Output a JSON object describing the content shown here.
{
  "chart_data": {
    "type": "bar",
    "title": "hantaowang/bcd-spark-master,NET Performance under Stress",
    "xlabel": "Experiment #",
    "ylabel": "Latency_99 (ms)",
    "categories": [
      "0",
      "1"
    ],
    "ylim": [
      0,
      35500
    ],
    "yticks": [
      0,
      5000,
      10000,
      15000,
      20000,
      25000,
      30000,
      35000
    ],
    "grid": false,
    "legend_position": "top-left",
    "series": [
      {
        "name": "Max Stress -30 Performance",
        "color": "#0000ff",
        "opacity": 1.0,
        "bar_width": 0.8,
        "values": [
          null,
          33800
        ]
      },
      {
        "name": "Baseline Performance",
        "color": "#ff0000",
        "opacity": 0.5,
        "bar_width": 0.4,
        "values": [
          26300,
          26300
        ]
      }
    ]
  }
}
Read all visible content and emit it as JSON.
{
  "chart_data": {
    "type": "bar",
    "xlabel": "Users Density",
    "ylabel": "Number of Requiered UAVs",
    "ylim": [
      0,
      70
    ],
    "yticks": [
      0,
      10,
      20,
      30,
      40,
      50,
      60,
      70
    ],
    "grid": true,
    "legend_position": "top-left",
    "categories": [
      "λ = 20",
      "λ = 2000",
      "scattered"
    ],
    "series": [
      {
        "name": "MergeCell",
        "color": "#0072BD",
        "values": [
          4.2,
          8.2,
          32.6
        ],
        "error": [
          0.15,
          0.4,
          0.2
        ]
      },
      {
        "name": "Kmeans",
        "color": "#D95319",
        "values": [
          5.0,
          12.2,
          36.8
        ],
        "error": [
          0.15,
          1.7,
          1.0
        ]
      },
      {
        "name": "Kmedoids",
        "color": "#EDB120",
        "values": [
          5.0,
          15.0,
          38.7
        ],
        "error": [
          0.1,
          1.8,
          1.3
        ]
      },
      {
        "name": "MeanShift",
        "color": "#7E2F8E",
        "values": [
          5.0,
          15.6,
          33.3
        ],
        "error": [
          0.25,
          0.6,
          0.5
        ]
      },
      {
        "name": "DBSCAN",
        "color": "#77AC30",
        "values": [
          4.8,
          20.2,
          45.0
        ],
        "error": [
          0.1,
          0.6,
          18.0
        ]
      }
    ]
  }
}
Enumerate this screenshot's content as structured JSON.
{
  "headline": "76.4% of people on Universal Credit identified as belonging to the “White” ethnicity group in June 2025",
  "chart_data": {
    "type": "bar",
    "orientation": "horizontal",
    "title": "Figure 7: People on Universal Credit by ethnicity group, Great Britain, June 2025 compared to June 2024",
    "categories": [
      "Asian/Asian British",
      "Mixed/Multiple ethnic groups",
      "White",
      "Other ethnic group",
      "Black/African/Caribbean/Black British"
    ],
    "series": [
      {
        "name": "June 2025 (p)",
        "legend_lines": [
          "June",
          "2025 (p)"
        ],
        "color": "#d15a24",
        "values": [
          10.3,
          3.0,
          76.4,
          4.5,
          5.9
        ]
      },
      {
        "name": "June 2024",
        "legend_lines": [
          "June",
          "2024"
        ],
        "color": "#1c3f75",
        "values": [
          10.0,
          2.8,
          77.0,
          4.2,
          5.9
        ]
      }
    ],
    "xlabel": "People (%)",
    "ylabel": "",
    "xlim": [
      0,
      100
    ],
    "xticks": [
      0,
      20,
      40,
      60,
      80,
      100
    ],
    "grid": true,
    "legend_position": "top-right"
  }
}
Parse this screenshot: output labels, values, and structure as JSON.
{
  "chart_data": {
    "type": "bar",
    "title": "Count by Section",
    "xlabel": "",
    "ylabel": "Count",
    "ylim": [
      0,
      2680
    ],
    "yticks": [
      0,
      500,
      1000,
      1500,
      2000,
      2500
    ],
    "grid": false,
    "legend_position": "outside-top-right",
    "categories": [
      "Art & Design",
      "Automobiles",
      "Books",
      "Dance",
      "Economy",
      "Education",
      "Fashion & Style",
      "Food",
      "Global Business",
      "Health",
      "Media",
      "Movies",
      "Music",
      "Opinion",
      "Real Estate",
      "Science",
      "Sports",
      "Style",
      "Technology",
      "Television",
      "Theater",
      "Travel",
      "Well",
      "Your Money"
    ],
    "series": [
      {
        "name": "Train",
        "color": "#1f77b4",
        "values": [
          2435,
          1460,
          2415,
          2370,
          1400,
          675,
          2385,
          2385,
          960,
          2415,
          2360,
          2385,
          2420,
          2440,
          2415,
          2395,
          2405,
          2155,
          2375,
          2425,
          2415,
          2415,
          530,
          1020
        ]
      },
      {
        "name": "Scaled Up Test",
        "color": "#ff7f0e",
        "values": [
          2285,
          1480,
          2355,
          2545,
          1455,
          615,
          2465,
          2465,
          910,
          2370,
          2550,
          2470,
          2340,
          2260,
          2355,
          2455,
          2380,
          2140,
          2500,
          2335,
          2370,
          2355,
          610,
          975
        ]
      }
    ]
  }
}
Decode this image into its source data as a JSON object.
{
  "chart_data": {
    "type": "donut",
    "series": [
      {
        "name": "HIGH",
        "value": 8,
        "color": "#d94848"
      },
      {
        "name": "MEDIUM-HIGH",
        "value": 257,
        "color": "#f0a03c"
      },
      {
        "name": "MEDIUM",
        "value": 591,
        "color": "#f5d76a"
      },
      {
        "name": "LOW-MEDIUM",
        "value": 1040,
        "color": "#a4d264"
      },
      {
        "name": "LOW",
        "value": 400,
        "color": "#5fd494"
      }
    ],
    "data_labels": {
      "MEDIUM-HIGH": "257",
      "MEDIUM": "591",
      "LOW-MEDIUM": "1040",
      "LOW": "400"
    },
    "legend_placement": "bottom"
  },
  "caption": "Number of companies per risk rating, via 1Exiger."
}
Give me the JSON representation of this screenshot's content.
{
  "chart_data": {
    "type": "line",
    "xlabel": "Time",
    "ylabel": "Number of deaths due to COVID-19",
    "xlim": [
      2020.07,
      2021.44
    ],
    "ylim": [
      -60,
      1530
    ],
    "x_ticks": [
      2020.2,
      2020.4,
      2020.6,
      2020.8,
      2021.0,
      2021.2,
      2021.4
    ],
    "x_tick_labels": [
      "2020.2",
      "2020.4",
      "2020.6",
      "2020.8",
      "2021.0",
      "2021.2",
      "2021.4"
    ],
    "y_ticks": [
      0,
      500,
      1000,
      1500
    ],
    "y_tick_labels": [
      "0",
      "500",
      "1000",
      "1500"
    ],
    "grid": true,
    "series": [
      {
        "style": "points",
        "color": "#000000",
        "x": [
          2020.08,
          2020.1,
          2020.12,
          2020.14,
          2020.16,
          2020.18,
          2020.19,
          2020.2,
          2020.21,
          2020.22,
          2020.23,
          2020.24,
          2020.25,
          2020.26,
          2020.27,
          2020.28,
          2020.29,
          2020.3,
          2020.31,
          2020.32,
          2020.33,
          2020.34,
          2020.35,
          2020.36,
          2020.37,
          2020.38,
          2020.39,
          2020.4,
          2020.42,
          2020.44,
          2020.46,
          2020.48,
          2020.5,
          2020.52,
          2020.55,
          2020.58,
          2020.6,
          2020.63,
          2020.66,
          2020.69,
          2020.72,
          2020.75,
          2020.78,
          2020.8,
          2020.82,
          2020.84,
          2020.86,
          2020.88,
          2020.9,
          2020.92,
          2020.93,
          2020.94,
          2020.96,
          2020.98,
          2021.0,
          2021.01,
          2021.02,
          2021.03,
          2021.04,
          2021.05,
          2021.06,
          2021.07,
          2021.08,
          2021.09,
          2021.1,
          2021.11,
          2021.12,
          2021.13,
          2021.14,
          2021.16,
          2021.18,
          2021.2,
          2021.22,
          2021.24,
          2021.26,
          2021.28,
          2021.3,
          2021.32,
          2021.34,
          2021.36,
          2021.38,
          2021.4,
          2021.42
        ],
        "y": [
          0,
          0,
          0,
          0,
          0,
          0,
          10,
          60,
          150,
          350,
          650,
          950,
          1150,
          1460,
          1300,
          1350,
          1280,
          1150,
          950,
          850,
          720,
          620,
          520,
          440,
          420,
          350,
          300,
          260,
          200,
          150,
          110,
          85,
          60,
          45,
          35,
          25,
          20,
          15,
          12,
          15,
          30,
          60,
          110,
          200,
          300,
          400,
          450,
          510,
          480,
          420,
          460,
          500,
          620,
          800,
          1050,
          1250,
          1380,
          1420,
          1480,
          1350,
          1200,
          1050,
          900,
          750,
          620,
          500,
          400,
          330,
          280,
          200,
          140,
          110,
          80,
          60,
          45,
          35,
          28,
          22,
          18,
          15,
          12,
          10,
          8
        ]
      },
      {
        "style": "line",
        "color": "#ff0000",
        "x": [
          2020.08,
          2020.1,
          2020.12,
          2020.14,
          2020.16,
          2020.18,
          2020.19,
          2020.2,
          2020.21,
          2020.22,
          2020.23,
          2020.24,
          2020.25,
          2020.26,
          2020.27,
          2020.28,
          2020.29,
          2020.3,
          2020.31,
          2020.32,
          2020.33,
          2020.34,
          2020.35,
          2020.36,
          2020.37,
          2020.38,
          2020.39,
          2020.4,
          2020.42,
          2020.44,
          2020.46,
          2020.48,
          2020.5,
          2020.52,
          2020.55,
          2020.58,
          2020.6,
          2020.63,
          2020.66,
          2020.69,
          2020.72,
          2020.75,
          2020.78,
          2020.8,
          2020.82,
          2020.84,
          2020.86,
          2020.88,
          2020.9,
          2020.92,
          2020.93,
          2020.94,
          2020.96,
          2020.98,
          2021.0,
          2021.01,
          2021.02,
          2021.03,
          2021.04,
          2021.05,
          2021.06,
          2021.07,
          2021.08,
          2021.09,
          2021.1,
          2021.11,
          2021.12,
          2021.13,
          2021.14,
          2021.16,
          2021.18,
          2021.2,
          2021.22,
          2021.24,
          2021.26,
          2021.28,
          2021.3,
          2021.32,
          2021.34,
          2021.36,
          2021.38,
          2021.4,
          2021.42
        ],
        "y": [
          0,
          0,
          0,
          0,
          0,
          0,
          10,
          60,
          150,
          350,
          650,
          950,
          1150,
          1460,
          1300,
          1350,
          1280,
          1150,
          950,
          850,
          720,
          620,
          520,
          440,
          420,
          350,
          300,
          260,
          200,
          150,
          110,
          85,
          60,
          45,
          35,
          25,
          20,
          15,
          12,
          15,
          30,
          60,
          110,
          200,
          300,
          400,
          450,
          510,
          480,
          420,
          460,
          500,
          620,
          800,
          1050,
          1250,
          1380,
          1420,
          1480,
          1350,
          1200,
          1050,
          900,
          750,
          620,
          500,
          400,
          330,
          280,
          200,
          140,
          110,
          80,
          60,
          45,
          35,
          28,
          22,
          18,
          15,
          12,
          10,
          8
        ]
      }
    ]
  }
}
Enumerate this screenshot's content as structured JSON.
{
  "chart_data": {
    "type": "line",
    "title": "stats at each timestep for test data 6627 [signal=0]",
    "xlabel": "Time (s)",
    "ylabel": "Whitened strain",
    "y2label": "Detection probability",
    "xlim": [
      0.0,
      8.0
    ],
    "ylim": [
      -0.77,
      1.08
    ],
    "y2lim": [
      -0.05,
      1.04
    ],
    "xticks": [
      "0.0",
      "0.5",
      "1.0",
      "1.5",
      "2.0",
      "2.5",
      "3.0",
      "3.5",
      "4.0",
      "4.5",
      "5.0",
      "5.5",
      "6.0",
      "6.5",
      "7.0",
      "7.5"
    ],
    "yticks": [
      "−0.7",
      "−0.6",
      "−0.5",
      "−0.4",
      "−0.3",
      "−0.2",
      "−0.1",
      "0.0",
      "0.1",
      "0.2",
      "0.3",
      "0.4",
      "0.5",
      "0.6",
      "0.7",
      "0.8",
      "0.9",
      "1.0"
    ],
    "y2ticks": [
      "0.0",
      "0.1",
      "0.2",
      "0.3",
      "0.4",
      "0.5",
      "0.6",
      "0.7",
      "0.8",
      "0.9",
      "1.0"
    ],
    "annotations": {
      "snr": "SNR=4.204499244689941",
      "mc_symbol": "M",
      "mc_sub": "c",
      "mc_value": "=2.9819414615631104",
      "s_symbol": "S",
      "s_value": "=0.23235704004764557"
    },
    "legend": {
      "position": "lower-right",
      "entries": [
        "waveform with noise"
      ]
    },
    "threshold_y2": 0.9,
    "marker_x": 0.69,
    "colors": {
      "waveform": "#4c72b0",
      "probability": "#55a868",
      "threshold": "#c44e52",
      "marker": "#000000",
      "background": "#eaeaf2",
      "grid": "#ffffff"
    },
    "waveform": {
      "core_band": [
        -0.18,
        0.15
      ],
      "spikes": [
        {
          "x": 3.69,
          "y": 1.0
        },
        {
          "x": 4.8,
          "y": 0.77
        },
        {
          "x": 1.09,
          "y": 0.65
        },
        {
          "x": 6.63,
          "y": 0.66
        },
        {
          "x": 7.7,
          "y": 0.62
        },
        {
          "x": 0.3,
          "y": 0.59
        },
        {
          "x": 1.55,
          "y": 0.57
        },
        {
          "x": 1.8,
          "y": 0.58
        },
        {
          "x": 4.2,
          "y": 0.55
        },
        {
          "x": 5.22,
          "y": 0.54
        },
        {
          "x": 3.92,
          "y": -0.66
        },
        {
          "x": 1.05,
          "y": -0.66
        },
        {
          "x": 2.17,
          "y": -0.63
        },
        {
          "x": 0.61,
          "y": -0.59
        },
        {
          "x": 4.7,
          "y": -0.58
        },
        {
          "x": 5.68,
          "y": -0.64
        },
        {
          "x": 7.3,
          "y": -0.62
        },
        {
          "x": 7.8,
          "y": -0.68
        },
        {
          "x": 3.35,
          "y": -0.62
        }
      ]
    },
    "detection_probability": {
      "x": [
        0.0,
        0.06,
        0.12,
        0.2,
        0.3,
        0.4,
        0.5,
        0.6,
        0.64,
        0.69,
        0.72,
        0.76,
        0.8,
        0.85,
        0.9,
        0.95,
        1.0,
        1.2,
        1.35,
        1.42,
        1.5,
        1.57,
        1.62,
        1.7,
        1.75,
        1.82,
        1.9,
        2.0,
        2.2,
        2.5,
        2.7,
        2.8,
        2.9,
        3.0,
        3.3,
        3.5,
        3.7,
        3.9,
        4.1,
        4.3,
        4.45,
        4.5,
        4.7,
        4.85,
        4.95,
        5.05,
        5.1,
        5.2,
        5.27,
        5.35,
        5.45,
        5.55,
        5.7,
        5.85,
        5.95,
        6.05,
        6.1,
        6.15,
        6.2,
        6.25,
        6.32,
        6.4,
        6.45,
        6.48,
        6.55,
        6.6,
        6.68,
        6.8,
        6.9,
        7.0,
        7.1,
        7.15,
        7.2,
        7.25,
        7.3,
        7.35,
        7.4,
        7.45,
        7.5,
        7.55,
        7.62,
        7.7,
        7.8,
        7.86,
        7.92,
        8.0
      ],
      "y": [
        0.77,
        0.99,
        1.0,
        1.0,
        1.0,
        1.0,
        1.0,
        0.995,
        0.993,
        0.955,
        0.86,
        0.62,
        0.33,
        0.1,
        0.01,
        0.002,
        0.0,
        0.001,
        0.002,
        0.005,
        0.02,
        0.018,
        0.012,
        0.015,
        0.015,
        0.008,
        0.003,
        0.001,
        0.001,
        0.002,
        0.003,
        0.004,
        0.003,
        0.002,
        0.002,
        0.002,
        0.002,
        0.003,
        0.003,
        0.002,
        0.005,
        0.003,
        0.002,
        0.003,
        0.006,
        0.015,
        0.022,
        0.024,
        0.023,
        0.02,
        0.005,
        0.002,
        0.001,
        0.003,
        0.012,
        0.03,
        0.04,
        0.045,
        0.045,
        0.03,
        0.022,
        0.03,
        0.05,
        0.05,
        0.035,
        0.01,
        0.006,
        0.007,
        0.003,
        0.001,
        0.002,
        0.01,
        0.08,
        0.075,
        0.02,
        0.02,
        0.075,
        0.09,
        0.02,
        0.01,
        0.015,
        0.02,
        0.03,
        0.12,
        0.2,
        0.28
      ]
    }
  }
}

* * *

◆ Task brief
Look through the entries above; copy every line holding the string "Count".

◆ Complete answer
    "title": "Count by Section",
    "ylabel": "Count",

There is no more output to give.